= WORK TO COMPLETE =
Your task is to reproduce the material exactly.

====== MATERIAL TO PROCESS ======

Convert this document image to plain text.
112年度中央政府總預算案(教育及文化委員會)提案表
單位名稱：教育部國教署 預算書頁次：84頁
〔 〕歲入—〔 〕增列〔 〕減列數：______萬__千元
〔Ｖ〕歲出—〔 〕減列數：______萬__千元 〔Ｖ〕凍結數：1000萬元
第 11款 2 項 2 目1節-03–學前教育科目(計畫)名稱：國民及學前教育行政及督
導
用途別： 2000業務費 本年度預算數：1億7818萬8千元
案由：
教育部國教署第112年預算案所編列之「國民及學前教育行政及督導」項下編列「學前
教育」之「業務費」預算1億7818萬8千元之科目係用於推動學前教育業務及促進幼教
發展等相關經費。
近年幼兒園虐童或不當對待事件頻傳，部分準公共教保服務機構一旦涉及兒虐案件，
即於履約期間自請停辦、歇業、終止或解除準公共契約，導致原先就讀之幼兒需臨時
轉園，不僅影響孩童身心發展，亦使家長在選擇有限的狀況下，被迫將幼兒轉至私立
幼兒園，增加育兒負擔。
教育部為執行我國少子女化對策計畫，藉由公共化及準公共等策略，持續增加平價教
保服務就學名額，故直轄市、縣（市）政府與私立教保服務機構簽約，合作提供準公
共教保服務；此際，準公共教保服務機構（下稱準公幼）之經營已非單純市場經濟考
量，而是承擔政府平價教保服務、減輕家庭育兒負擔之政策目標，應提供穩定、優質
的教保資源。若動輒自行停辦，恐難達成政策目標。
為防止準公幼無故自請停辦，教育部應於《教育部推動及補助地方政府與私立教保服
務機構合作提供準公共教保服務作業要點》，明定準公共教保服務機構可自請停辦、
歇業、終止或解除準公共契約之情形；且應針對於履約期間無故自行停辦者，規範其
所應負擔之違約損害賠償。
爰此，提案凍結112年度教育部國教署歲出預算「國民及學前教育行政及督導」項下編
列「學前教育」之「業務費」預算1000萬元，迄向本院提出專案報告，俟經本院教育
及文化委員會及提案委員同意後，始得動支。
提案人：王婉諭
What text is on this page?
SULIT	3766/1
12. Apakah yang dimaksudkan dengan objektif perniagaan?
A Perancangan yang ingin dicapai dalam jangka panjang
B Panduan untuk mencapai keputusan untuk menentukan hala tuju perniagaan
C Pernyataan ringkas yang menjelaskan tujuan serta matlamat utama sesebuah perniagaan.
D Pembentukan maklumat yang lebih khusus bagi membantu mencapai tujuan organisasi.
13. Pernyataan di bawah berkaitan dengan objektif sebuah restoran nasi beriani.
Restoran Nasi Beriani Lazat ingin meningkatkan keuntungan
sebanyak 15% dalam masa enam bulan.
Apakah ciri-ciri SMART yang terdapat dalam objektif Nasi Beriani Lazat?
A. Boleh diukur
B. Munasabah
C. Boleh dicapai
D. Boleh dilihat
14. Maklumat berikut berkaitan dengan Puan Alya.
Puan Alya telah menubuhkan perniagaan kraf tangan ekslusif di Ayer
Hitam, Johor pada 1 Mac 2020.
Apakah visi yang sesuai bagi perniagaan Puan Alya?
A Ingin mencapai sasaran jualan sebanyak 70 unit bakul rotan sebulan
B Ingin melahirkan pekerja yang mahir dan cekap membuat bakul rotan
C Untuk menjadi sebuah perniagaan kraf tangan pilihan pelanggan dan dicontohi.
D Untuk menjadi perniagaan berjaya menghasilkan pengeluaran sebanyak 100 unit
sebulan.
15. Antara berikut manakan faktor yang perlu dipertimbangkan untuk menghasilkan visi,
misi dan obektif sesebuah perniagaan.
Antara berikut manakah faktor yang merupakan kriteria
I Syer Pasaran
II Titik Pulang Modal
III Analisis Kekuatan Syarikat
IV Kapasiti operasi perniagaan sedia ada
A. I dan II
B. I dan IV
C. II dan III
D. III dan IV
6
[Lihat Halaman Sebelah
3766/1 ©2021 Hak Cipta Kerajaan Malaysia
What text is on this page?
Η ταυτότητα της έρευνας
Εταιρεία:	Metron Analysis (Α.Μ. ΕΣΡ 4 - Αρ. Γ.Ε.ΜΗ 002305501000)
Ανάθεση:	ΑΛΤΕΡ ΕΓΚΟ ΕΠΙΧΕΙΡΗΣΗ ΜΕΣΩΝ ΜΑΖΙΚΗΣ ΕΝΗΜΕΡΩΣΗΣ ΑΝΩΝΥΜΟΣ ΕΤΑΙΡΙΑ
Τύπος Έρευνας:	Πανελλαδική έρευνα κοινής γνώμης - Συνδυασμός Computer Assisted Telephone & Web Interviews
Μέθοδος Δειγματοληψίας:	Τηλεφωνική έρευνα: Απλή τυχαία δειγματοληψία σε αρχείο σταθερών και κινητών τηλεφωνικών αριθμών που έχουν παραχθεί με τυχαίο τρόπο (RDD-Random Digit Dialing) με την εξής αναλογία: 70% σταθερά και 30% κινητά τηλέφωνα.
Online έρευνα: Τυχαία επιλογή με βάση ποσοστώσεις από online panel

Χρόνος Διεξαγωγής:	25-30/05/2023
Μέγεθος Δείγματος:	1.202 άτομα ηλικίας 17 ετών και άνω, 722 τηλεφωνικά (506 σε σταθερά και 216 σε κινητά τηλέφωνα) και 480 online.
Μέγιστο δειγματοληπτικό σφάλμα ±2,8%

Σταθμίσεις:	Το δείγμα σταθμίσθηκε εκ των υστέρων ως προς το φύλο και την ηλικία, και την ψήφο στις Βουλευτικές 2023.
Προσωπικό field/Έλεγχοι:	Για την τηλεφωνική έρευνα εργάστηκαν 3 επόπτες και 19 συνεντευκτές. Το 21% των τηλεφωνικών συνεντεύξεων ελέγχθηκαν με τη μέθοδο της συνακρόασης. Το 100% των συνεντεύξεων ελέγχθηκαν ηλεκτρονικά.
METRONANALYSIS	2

======

= SOLVED EXERCISE =
Convert this document image to plain text.
112年度中央政府總預算案(教育及文化委員會)提案表
單位名稱：教育部國教署 預算書頁次：84頁
〔 〕歲入—〔 〕增列〔 〕減列數：______萬__千元
〔Ｖ〕歲出—〔 〕減列數：______萬__千元 〔Ｖ〕凍結數：1000萬元
第 11款 2 項 2 目1節-03–學前教育科目(計畫)名稱：國民及學前教育行政及督
導
用途別： 2000業務費 本年度預算數：1億7818萬8千元
案由：
教育部國教署第112年預算案所編列之「國民及學前教育行政及督導」項下編列「學前
教育」之「業務費」預算1億7818萬8千元之科目係用於推動學前教育業務及促進幼教
發展等相關經費。
近年幼兒園虐童或不當對待事件頻傳，部分準公共教保服務機構一旦涉及兒虐案件，
即於履約期間自請停辦、歇業、終止或解除準公共契約，導致原先就讀之幼兒需臨時
轉園，不僅影響孩童身心發展，亦使家長在選擇有限的狀況下，被迫將幼兒轉至私立
幼兒園，增加育兒負擔。
教育部為執行我國少子女化對策計畫，藉由公共化及準公共等策略，持續增加平價教
保服務就學名額，故直轄市、縣（市）政府與私立教保服務機構簽約，合作提供準公
共教保服務；此際，準公共教保服務機構（下稱準公幼）之經營已非單純市場經濟考
量，而是承擔政府平價教保服務、減輕家庭育兒負擔之政策目標，應提供穩定、優質
的教保資源。若動輒自行停辦，恐難達成政策目標。
為防止準公幼無故自請停辦，教育部應於《教育部推動及補助地方政府與私立教保服
務機構合作提供準公共教保服務作業要點》，明定準公共教保服務機構可自請停辦、
歇業、終止或解除準公共契約之情形；且應針對於履約期間無故自行停辦者，規範其
所應負擔之違約損害賠償。
爰此，提案凍結112年度教育部國教署歲出預算「國民及學前教育行政及督導」項下編
列「學前教育」之「業務費」預算1000萬元，迄向本院提出專案報告，俟經本院教育
及文化委員會及提案委員同意後，始得動支。
提案人：王婉諭
What text is on this page?
SULIT	3766/1
12. Apakah yang dimaksudkan dengan objektif perniagaan?
A Perancangan yang ingin dicapai dalam jangka panjang
B Panduan untuk mencapai keputusan untuk menentukan hala tuju perniagaan
C Pernyataan ringkas yang menjelaskan tujuan serta matlamat utama sesebuah perniagaan.
D Pembentukan maklumat yang lebih khusus bagi membantu mencapai tujuan organisasi.
13. Pernyataan di bawah berkaitan dengan objektif sebuah restoran nasi beriani.
Restoran Nasi Beriani Lazat ingin meningkatkan keuntungan
sebanyak 15% dalam masa enam bulan.
Apakah ciri-ciri SMART yang terdapat dalam objektif Nasi Beriani Lazat?
A. Boleh diukur
B. Munasabah
C. Boleh dicapai
D. Boleh dilihat
14. Maklumat berikut berkaitan dengan Puan Alya.
Puan Alya telah menubuhkan perniagaan kraf tangan ekslusif di Ayer
Hitam, Johor pada 1 Mac 2020.
Apakah visi yang sesuai bagi perniagaan Puan Alya?
A Ingin mencapai sasaran jualan sebanyak 70 unit bakul rotan sebulan
B Ingin melahirkan pekerja yang mahir dan cekap membuat bakul rotan
C Untuk menjadi sebuah perniagaan kraf tangan pilihan pelanggan dan dicontohi.
D Untuk menjadi perniagaan berjaya menghasilkan pengeluaran sebanyak 100 unit
sebulan.
15. Antara berikut manakan faktor yang perlu dipertimbangkan untuk menghasilkan visi,
misi dan obektif sesebuah perniagaan.
Antara berikut manakah faktor yang merupakan kriteria
I Syer Pasaran
II Titik Pulang Modal
III Analisis Kekuatan Syarikat
IV Kapasiti operasi perniagaan sedia ada
A. I dan II
B. I dan IV
C. II dan III
D. III dan IV
6
[Lihat Halaman Sebelah
3766/1 ©2021 Hak Cipta Kerajaan Malaysia
What text is on this page?
Η ταυτότητα της έρευνας
Εταιρεία:	Metron Analysis (Α.Μ. ΕΣΡ 4 - Αρ. Γ.Ε.ΜΗ 002305501000)
Ανάθεση:	ΑΛΤΕΡ ΕΓΚΟ ΕΠΙΧΕΙΡΗΣΗ ΜΕΣΩΝ ΜΑΖΙΚΗΣ ΕΝΗΜΕΡΩΣΗΣ ΑΝΩΝΥΜΟΣ ΕΤΑΙΡΙΑ
Τύπος Έρευνας:	Πανελλαδική έρευνα κοινής γνώμης - Συνδυασμός Computer Assisted Telephone & Web Interviews
Μέθοδος Δειγματοληψίας:	Τηλεφωνική έρευνα: Απλή τυχαία δειγματοληψία σε αρχείο σταθερών και κινητών τηλεφωνικών αριθμών που έχουν παραχθεί με τυχαίο τρόπο (RDD-Random Digit Dialing) με την εξής αναλογία: 70% σταθερά και 30% κινητά τηλέφωνα.
Online έρευνα: Τυχαία επιλογή με βάση ποσοστώσεις από online panel

Χρόνος Διεξαγωγής:	25-30/05/2023
Μέγεθος Δείγματος:	1.202 άτομα ηλικίας 17 ετών και άνω, 722 τηλεφωνικά (506 σε σταθερά και 216 σε κινητά τηλέφωνα) και 480 online.
Μέγιστο δειγματοληπτικό σφάλμα ±2,8%

Σταθμίσεις:	Το δείγμα σταθμίσθηκε εκ των υστέρων ως προς το φύλο και την ηλικία, και την ψήφο στις Βουλευτικές 2023.
Προσωπικό field/Έλεγχοι:	Για την τηλεφωνική έρευνα εργάστηκαν 3 επόπτες και 19 συνεντευκτές. Το 21% των τηλεφωνικών συνεντεύξεων ελέγχθηκαν με τη μέθοδο της συνακρόασης. Το 100% των συνεντεύξεων ελέγχθηκαν ηλεκτρονικά.
METRONANALYSIS	2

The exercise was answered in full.